Figure content listings
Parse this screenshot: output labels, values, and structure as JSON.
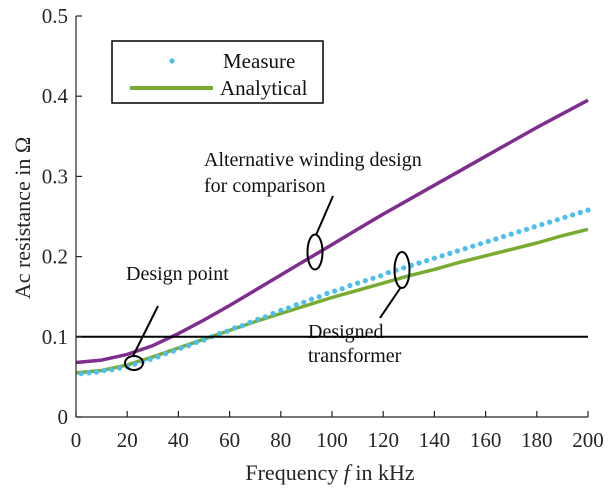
{
  "chart_data": {
    "type": "line",
    "xlabel_prefix": "Frequency ",
    "xlabel_var": "f",
    "xlabel_suffix": " in kHz",
    "ylabel": "Ac resistance in Ω",
    "xlim": [
      0,
      200
    ],
    "ylim": [
      0,
      0.5
    ],
    "xticks": [
      0,
      20,
      40,
      60,
      80,
      100,
      120,
      140,
      160,
      180,
      200
    ],
    "yticks": [
      0,
      0.1,
      0.2,
      0.3,
      0.4,
      0.5
    ],
    "ytick_labels": [
      "0",
      "0.1",
      "0.2",
      "0.3",
      "0.4",
      "0.5"
    ],
    "grid": false,
    "legend_position": "top-left",
    "reference_line": {
      "y": 0.1,
      "color": "#000000"
    },
    "series": [
      {
        "name": "Measure",
        "style": "dots",
        "color": "#4DBEEE",
        "x": [
          2,
          5,
          8,
          11,
          14,
          17,
          20,
          23,
          26,
          29,
          32,
          35,
          38,
          41,
          44,
          47,
          50,
          53,
          56,
          59,
          62,
          65,
          68,
          71,
          74,
          77,
          80,
          83,
          86,
          89,
          92,
          95,
          98,
          101,
          104,
          107,
          110,
          113,
          116,
          119,
          122,
          125,
          128,
          131,
          134,
          137,
          140,
          143,
          146,
          149,
          152,
          155,
          158,
          161,
          164,
          167,
          170,
          173,
          176,
          179,
          182,
          185,
          188,
          191,
          194,
          197,
          200
        ],
        "y": [
          0.054,
          0.055,
          0.056,
          0.058,
          0.059,
          0.061,
          0.063,
          0.066,
          0.069,
          0.072,
          0.075,
          0.079,
          0.082,
          0.086,
          0.089,
          0.093,
          0.096,
          0.1,
          0.104,
          0.107,
          0.111,
          0.114,
          0.118,
          0.122,
          0.125,
          0.129,
          0.133,
          0.136,
          0.14,
          0.143,
          0.147,
          0.15,
          0.154,
          0.157,
          0.16,
          0.164,
          0.167,
          0.17,
          0.173,
          0.176,
          0.18,
          0.183,
          0.186,
          0.189,
          0.192,
          0.195,
          0.198,
          0.201,
          0.204,
          0.207,
          0.21,
          0.213,
          0.216,
          0.219,
          0.222,
          0.225,
          0.228,
          0.231,
          0.234,
          0.237,
          0.24,
          0.243,
          0.246,
          0.249,
          0.252,
          0.255,
          0.258
        ]
      },
      {
        "name": "Analytical",
        "style": "line",
        "color": "#77AC30",
        "x": [
          0,
          10,
          20,
          30,
          40,
          50,
          60,
          70,
          80,
          90,
          100,
          110,
          120,
          130,
          140,
          150,
          160,
          170,
          180,
          190,
          200
        ],
        "y": [
          0.055,
          0.058,
          0.065,
          0.075,
          0.086,
          0.097,
          0.108,
          0.119,
          0.129,
          0.139,
          0.149,
          0.158,
          0.167,
          0.176,
          0.184,
          0.193,
          0.201,
          0.209,
          0.217,
          0.226,
          0.234
        ]
      },
      {
        "name": "",
        "style": "line",
        "color": "#7E2F8E",
        "x": [
          0,
          10,
          20,
          30,
          40,
          50,
          60,
          70,
          80,
          90,
          100,
          110,
          120,
          130,
          140,
          150,
          160,
          170,
          180,
          190,
          200
        ],
        "y": [
          0.068,
          0.071,
          0.078,
          0.089,
          0.104,
          0.121,
          0.139,
          0.158,
          0.177,
          0.196,
          0.215,
          0.234,
          0.253,
          0.271,
          0.289,
          0.307,
          0.325,
          0.343,
          0.361,
          0.378,
          0.395
        ]
      }
    ],
    "annotations": [
      {
        "lines": [
          "Alternative winding design",
          "for comparison"
        ]
      },
      {
        "lines": [
          "Design point"
        ]
      },
      {
        "lines": [
          "Designed",
          "transformer"
        ]
      }
    ]
  }
}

What you will do. Your job is to transcribe the entries above exactly; skip the pictures.

Task output.
Parse this screenshot: output labels, values, and structure as JSON.
{
  "chart_data": {
    "type": "line",
    "xlabel_prefix": "Frequency ",
    "xlabel_var": "f",
    "xlabel_suffix": " in kHz",
    "ylabel": "Ac resistance in Ω",
    "xlim": [
      0,
      200
    ],
    "ylim": [
      0,
      0.5
    ],
    "xticks": [
      0,
      20,
      40,
      60,
      80,
      100,
      120,
      140,
      160,
      180,
      200
    ],
    "yticks": [
      0,
      0.1,
      0.2,
      0.3,
      0.4,
      0.5
    ],
    "ytick_labels": [
      "0",
      "0.1",
      "0.2",
      "0.3",
      "0.4",
      "0.5"
    ],
    "grid": false,
    "legend_position": "top-left",
    "reference_line": {
      "y": 0.1,
      "color": "#000000"
    },
    "series": [
      {
        "name": "Measure",
        "style": "dots",
        "color": "#4DBEEE",
        "x": [
          2,
          5,
          8,
          11,
          14,
          17,
          20,
          23,
          26,
          29,
          32,
          35,
          38,
          41,
          44,
          47,
          50,
          53,
          56,
          59,
          62,
          65,
          68,
          71,
          74,
          77,
          80,
          83,
          86,
          89,
          92,
          95,
          98,
          101,
          104,
          107,
          110,
          113,
          116,
          119,
          122,
          125,
          128,
          131,
          134,
          137,
          140,
          143,
          146,
          149,
          152,
          155,
          158,
          161,
          164,
          167,
          170,
          173,
          176,
          179,
          182,
          185,
          188,
          191,
          194,
          197,
          200
        ],
        "y": [
          0.054,
          0.055,
          0.056,
          0.058,
          0.059,
          0.061,
          0.063,
          0.066,
          0.069,
          0.072,
          0.075,
          0.079,
          0.082,
          0.086,
          0.089,
          0.093,
          0.096,
          0.1,
          0.104,
          0.107,
          0.111,
          0.114,
          0.118,
          0.122,
          0.125,
          0.129,
          0.133,
          0.136,
          0.14,
          0.143,
          0.147,
          0.15,
          0.154,
          0.157,
          0.16,
          0.164,
          0.167,
          0.17,
          0.173,
          0.176,
          0.18,
          0.183,
          0.186,
          0.189,
          0.192,
          0.195,
          0.198,
          0.201,
          0.204,
          0.207,
          0.21,
          0.213,
          0.216,
          0.219,
          0.222,
          0.225,
          0.228,
          0.231,
          0.234,
          0.237,
          0.24,
          0.243,
          0.246,
          0.249,
          0.252,
          0.255,
          0.258
        ]
      },
      {
        "name": "Analytical",
        "style": "line",
        "color": "#77AC30",
        "x": [
          0,
          10,
          20,
          30,
          40,
          50,
          60,
          70,
          80,
          90,
          100,
          110,
          120,
          130,
          140,
          150,
          160,
          170,
          180,
          190,
          200
        ],
        "y": [
          0.055,
          0.058,
          0.065,
          0.075,
          0.086,
          0.097,
          0.108,
          0.119,
          0.129,
          0.139,
          0.149,
          0.158,
          0.167,
          0.176,
          0.184,
          0.193,
          0.201,
          0.209,
          0.217,
          0.226,
          0.234
        ]
      },
      {
        "name": "",
        "style": "line",
        "color": "#7E2F8E",
        "x": [
          0,
          10,
          20,
          30,
          40,
          50,
          60,
          70,
          80,
          90,
          100,
          110,
          120,
          130,
          140,
          150,
          160,
          170,
          180,
          190,
          200
        ],
        "y": [
          0.068,
          0.071,
          0.078,
          0.089,
          0.104,
          0.121,
          0.139,
          0.158,
          0.177,
          0.196,
          0.215,
          0.234,
          0.253,
          0.271,
          0.289,
          0.307,
          0.325,
          0.343,
          0.361,
          0.378,
          0.395
        ]
      }
    ],
    "annotations": [
      {
        "lines": [
          "Alternative winding design",
          "for comparison"
        ]
      },
      {
        "lines": [
          "Design point"
        ]
      },
      {
        "lines": [
          "Designed",
          "transformer"
        ]
      }
    ]
  }
}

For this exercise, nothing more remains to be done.